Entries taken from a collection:
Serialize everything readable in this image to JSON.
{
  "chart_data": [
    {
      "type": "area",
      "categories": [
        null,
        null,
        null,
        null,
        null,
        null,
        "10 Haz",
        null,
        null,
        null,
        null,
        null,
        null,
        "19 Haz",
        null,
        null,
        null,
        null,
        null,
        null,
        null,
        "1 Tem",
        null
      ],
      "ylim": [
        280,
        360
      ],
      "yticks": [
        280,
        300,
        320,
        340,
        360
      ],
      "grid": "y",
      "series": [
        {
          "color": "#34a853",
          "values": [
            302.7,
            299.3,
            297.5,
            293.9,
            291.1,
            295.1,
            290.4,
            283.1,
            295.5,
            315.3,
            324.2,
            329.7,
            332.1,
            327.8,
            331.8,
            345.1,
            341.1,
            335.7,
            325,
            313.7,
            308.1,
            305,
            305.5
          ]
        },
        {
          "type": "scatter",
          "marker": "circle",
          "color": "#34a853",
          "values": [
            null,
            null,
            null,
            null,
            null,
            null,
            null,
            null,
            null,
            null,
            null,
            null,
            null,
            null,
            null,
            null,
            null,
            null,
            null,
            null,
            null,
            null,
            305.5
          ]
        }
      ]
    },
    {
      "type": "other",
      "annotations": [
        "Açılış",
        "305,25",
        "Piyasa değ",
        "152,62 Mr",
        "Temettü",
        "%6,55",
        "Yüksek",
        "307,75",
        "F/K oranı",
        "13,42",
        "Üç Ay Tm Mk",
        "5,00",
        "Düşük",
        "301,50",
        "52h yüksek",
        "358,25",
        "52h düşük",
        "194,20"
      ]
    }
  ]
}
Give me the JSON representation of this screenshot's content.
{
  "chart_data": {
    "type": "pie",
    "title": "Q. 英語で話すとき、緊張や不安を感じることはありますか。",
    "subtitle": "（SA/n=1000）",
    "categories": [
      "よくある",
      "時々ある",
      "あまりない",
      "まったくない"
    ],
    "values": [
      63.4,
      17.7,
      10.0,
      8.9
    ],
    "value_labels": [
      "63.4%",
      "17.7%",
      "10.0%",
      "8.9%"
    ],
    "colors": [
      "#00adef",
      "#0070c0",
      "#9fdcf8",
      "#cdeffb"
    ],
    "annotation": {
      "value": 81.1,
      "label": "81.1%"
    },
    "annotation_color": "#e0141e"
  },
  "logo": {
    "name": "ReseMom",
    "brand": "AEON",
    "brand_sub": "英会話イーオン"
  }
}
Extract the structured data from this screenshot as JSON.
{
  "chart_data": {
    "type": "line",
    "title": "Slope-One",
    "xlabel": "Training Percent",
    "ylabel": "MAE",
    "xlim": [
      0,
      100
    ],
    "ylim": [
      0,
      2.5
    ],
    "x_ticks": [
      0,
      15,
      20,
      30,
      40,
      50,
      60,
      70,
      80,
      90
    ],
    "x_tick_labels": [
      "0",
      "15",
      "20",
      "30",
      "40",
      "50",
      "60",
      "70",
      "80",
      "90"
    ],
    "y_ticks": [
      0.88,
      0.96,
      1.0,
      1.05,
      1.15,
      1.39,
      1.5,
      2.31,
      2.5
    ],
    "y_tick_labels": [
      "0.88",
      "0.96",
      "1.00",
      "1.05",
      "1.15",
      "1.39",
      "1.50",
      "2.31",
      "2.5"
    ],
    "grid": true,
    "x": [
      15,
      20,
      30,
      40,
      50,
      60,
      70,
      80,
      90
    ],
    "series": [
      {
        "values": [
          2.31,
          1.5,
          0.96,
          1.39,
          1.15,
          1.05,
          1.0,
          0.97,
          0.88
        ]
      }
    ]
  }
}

Goal: Reproduce each line verbatim.

Solution to the problem:
Serialize everything readable in this image to JSON.
{
  "chart_data": [
    {
      "type": "area",
      "categories": [
        null,
        null,
        null,
        null,
        null,
        null,
        "10 Haz",
        null,
        null,
        null,
        null,
        null,
        null,
        "19 Haz",
        null,
        null,
        null,
        null,
        null,
        null,
        null,
        "1 Tem",
        null
      ],
      "ylim": [
        280,
        360
      ],
      "yticks": [
        280,
        300,
        320,
        340,
        360
      ],
      "grid": "y",
      "series": [
        {
          "color": "#34a853",
          "values": [
            302.7,
            299.3,
            297.5,
            293.9,
            291.1,
            295.1,
            290.4,
            283.1,
            295.5,
            315.3,
            324.2,
            329.7,
            332.1,
            327.8,
            331.8,
            345.1,
            341.1,
            335.7,
            325,
            313.7,
            308.1,
            305,
            305.5
          ]
        },
        {
          "type": "scatter",
          "marker": "circle",
          "color": "#34a853",
          "values": [
            null,
            null,
            null,
            null,
            null,
            null,
            null,
            null,
            null,
            null,
            null,
            null,
            null,
            null,
            null,
            null,
            null,
            null,
            null,
            null,
            null,
            null,
            305.5
          ]
        }
      ]
    },
    {
      "type": "other",
      "annotations": [
        "Açılış",
        "305,25",
        "Piyasa değ",
        "152,62 Mr",
        "Temettü",
        "%6,55",
        "Yüksek",
        "307,75",
        "F/K oranı",
        "13,42",
        "Üç Ay Tm Mk",
        "5,00",
        "Düşük",
        "301,50",
        "52h yüksek",
        "358,25",
        "52h düşük",
        "194,20"
      ]
    }
  ]
}
Give me the JSON representation of this screenshot's content.
{
  "chart_data": {
    "type": "pie",
    "title": "Q. 英語で話すとき、緊張や不安を感じることはありますか。",
    "subtitle": "（SA/n=1000）",
    "categories": [
      "よくある",
      "時々ある",
      "あまりない",
      "まったくない"
    ],
    "values": [
      63.4,
      17.7,
      10.0,
      8.9
    ],
    "value_labels": [
      "63.4%",
      "17.7%",
      "10.0%",
      "8.9%"
    ],
    "colors": [
      "#00adef",
      "#0070c0",
      "#9fdcf8",
      "#cdeffb"
    ],
    "annotation": {
      "value": 81.1,
      "label": "81.1%"
    },
    "annotation_color": "#e0141e"
  },
  "logo": {
    "name": "ReseMom",
    "brand": "AEON",
    "brand_sub": "英会話イーオン"
  }
}
Extract the structured data from this screenshot as JSON.
{
  "chart_data": {
    "type": "line",
    "title": "Slope-One",
    "xlabel": "Training Percent",
    "ylabel": "MAE",
    "xlim": [
      0,
      100
    ],
    "ylim": [
      0,
      2.5
    ],
    "x_ticks": [
      0,
      15,
      20,
      30,
      40,
      50,
      60,
      70,
      80,
      90
    ],
    "x_tick_labels": [
      "0",
      "15",
      "20",
      "30",
      "40",
      "50",
      "60",
      "70",
      "80",
      "90"
    ],
    "y_ticks": [
      0.88,
      0.96,
      1.0,
      1.05,
      1.15,
      1.39,
      1.5,
      2.31,
      2.5
    ],
    "y_tick_labels": [
      "0.88",
      "0.96",
      "1.00",
      "1.05",
      "1.15",
      "1.39",
      "1.50",
      "2.31",
      "2.5"
    ],
    "grid": true,
    "x": [
      15,
      20,
      30,
      40,
      50,
      60,
      70,
      80,
      90
    ],
    "series": [
      {
        "values": [
          2.31,
          1.5,
          0.96,
          1.39,
          1.15,
          1.05,
          1.0,
          0.97,
          0.88
        ]
      }
    ]
  }
}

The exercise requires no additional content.